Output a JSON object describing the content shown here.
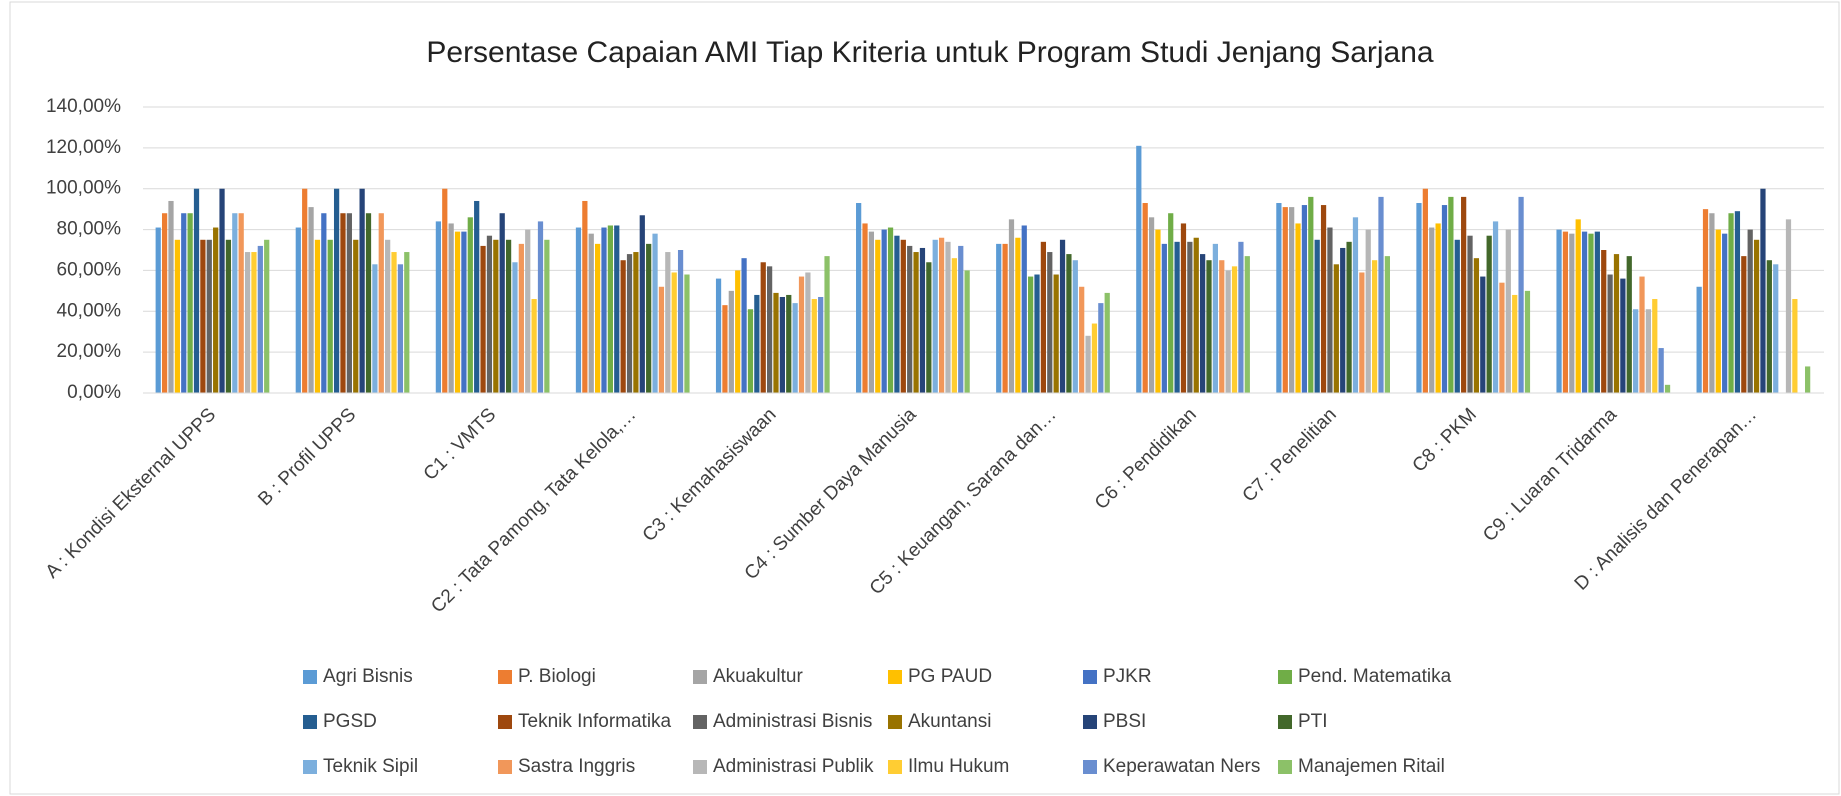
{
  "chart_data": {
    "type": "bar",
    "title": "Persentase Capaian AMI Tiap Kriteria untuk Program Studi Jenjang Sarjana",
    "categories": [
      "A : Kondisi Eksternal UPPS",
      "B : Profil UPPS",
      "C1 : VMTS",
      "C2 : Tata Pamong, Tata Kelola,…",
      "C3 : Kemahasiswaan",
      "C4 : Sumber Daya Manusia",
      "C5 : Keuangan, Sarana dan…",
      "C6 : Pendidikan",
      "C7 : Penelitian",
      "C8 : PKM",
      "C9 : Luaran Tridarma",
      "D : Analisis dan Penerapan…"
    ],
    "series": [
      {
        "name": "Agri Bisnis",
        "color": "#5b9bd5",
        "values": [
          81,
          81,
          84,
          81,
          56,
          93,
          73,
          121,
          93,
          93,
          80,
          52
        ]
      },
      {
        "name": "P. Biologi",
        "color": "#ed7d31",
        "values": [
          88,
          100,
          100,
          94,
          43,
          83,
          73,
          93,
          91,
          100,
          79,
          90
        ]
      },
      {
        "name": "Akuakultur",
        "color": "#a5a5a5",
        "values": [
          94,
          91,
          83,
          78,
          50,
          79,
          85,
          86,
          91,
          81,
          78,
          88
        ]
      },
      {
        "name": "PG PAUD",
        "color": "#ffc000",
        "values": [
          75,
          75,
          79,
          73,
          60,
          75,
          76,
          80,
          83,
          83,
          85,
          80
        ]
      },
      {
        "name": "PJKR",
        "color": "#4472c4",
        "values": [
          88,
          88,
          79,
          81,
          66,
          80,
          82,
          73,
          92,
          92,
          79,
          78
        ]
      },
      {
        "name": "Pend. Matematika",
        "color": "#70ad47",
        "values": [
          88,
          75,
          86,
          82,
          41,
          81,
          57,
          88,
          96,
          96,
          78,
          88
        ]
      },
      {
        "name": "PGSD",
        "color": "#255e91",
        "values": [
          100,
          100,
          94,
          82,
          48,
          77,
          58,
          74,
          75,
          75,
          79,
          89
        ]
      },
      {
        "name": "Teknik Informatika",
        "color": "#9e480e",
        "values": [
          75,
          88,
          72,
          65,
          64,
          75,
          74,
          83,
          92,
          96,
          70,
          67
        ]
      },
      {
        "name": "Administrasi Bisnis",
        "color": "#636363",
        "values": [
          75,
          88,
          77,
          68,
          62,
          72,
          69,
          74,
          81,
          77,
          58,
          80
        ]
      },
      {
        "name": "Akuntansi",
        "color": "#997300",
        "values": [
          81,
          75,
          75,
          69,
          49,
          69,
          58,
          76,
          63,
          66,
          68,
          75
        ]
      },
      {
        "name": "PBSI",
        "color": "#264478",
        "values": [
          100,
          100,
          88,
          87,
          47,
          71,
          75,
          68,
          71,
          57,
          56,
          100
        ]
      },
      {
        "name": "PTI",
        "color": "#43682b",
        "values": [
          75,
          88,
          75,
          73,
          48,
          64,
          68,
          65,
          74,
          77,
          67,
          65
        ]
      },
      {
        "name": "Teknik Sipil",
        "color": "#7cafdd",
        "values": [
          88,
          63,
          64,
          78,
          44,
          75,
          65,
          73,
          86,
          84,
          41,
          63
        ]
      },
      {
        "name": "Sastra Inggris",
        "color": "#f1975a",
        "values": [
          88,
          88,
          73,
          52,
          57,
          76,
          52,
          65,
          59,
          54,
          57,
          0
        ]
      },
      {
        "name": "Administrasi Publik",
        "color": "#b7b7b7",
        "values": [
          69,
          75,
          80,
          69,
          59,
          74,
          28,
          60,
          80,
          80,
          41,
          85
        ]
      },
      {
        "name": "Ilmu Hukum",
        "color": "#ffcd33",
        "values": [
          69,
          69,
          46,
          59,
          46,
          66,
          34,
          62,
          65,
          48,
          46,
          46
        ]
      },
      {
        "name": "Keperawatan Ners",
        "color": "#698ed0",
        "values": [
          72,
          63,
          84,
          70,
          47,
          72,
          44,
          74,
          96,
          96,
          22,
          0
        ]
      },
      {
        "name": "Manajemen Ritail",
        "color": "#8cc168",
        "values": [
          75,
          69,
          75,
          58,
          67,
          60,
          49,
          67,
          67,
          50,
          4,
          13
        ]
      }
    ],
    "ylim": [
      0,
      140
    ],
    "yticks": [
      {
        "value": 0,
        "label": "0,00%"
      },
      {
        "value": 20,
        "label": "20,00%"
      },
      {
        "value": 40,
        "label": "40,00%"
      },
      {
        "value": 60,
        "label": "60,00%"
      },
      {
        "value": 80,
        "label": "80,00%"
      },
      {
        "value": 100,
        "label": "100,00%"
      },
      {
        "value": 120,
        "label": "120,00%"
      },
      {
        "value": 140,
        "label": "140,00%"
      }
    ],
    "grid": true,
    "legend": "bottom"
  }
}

==

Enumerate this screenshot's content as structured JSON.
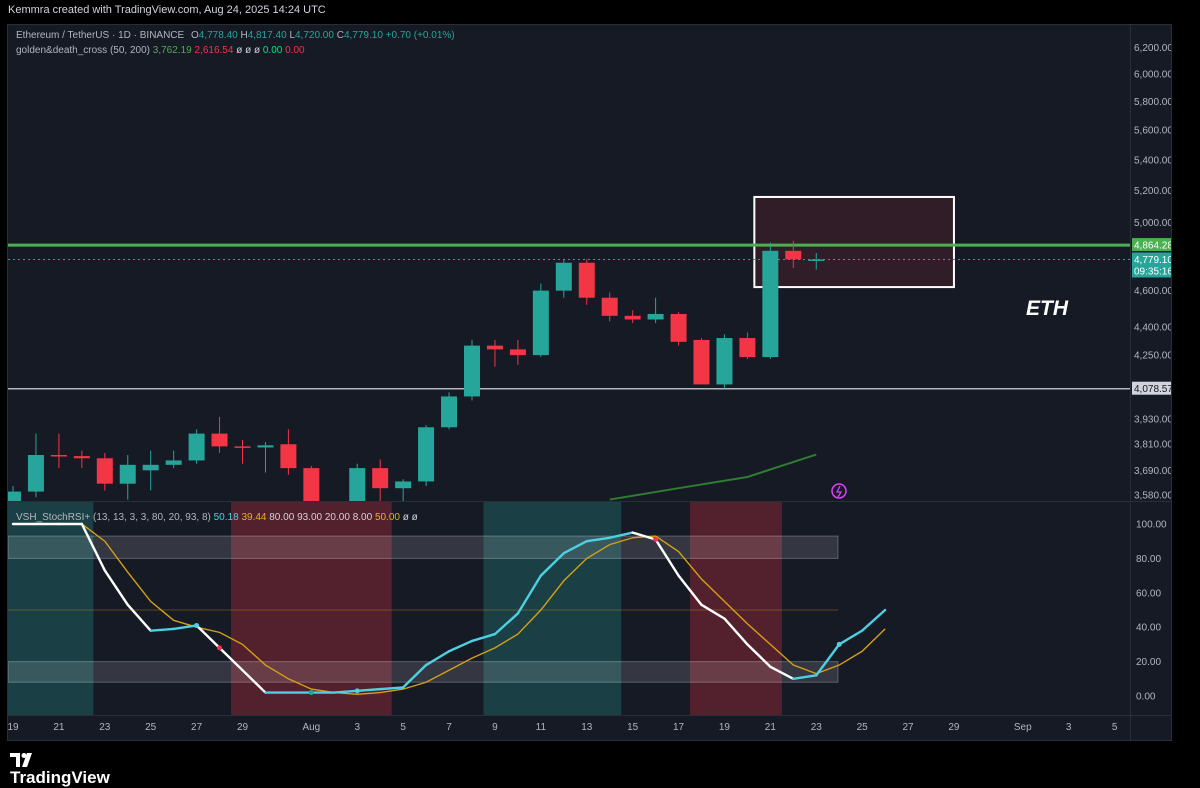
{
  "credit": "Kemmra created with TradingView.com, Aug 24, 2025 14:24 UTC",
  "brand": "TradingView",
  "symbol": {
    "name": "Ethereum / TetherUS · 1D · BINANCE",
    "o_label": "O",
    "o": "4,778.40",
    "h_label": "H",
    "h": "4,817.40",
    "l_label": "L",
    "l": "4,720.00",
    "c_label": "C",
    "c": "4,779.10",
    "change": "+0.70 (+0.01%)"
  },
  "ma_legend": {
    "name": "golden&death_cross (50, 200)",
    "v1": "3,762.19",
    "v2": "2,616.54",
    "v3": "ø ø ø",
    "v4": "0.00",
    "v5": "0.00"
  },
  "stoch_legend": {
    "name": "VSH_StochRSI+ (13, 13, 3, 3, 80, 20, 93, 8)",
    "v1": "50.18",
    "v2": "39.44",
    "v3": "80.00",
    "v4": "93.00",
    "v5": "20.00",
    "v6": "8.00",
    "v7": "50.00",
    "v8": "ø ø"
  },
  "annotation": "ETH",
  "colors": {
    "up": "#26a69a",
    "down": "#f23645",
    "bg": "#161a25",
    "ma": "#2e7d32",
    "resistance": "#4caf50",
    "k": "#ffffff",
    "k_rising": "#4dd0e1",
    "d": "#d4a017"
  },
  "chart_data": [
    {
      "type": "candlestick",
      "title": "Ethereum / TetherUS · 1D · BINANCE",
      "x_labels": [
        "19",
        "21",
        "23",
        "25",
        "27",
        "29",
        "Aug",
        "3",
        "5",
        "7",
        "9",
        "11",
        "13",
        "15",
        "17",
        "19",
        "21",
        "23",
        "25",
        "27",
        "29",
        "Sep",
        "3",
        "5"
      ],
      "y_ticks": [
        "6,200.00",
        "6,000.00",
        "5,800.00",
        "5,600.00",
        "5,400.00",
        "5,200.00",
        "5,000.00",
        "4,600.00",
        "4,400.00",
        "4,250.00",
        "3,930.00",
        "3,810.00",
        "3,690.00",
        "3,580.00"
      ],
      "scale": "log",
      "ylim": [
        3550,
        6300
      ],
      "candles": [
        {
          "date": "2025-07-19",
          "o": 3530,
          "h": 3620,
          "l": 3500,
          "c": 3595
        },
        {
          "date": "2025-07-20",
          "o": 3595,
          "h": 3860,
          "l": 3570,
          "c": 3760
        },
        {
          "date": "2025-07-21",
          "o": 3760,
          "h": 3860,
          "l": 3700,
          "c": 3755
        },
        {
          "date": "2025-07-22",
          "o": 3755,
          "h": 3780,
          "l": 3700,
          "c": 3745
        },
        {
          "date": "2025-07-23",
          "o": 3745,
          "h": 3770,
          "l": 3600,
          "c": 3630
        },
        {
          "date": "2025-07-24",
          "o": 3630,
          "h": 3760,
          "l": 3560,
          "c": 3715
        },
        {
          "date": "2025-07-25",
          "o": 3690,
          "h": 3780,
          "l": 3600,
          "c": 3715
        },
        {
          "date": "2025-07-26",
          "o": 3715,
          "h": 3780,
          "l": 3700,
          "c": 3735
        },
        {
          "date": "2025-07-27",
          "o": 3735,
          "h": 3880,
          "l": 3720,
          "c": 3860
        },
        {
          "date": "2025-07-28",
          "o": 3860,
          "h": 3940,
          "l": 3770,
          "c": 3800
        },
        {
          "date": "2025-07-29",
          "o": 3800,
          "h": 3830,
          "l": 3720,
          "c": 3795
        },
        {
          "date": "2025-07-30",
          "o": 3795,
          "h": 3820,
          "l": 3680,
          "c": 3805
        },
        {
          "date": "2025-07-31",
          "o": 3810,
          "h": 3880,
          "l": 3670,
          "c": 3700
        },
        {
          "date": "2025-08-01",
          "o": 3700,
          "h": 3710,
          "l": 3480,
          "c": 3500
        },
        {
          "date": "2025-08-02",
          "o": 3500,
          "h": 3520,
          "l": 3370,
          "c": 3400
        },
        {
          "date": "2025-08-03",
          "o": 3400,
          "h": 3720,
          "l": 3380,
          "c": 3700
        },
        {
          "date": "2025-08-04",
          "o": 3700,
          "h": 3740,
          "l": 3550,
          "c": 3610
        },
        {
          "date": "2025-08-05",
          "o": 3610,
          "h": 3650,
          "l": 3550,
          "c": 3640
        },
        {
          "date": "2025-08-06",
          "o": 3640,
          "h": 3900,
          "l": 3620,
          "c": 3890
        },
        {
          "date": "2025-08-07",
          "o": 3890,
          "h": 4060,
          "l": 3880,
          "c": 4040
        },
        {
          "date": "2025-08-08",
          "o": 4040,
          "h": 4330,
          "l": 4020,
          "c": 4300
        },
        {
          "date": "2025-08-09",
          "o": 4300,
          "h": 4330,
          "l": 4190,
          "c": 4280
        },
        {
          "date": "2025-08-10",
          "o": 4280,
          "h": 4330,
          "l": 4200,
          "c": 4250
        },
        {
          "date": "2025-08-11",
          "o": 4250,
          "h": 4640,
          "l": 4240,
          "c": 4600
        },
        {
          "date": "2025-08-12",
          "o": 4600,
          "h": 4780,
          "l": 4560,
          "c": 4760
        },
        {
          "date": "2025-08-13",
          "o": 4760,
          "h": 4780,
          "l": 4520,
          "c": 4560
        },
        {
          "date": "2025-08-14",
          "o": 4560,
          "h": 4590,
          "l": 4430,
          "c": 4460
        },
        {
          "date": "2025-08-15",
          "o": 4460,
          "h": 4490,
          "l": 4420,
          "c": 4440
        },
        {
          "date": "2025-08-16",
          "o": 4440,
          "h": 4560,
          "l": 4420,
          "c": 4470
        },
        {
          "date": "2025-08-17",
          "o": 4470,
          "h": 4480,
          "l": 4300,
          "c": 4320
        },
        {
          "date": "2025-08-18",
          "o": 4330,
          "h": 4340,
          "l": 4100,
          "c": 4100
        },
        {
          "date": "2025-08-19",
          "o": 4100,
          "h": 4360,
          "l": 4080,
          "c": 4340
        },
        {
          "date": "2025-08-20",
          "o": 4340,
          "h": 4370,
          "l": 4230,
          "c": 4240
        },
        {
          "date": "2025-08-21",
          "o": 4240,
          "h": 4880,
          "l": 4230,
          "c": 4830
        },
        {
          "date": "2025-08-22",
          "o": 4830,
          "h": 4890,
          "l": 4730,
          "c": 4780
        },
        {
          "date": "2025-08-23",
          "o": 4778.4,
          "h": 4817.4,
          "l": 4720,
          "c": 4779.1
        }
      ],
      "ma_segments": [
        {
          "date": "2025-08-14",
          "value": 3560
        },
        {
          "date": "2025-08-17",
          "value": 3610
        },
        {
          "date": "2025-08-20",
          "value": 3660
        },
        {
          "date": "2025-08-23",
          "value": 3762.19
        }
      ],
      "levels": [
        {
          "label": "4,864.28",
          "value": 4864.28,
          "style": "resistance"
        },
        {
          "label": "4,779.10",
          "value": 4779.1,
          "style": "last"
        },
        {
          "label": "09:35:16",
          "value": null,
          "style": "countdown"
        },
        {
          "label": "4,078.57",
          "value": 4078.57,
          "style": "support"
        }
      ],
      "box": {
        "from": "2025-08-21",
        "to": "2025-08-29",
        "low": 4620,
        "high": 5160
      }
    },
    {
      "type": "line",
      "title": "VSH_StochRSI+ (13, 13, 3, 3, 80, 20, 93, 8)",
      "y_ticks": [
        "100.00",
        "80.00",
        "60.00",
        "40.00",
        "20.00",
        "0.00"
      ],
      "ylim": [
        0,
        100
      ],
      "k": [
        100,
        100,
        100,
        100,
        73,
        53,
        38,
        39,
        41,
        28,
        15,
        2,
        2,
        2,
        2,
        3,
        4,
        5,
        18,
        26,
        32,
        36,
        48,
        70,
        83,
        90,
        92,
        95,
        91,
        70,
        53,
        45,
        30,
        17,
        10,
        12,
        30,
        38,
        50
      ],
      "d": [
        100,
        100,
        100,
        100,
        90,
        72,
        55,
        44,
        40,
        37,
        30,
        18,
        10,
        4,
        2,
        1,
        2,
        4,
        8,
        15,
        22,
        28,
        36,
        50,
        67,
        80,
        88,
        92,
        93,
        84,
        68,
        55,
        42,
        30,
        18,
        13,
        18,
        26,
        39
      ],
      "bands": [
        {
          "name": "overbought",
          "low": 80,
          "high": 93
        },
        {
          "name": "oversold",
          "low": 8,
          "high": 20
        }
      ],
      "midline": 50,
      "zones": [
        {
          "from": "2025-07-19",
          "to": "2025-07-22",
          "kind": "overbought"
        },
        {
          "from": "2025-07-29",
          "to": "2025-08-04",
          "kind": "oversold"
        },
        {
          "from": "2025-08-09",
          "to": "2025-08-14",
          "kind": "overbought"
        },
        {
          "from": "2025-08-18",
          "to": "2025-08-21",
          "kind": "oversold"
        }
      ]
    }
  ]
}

SHORT TASK: Pick out the lines containing the word "Administrasi" and show them.

EXPECTED OUTPUT:
        "name": "Administrasi Bisnis",
        "name": "Administrasi Publik",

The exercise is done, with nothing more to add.